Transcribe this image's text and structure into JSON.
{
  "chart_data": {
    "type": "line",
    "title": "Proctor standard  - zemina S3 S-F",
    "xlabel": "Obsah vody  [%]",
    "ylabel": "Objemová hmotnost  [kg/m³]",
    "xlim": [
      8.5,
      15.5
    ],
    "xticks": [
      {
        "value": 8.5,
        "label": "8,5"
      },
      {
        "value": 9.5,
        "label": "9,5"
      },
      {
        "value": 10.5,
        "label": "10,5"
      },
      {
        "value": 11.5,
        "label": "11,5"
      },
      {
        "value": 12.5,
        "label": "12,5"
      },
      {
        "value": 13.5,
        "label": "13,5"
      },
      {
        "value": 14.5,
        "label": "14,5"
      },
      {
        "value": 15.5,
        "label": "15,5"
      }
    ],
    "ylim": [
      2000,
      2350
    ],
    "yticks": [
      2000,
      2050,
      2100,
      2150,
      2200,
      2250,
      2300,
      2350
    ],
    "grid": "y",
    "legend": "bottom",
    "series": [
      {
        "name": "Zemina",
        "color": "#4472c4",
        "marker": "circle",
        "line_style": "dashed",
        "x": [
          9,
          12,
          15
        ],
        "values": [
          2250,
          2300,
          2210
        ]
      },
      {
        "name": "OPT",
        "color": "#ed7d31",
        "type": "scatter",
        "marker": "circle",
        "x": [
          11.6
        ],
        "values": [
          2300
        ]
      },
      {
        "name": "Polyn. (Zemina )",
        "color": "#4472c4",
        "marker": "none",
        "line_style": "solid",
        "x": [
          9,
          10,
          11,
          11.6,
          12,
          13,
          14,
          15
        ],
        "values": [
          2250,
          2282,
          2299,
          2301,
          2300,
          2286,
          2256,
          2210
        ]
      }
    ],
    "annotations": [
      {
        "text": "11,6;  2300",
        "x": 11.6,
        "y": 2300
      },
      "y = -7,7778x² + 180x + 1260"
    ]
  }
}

**WHAT THE TASK ASKS:** Locate the lines above that contain "text" and copy them.

**RESPONSE TO THE EXERCISE:**
Transcribe this image's text and structure into JSON.
        "text": "11,6;  2300",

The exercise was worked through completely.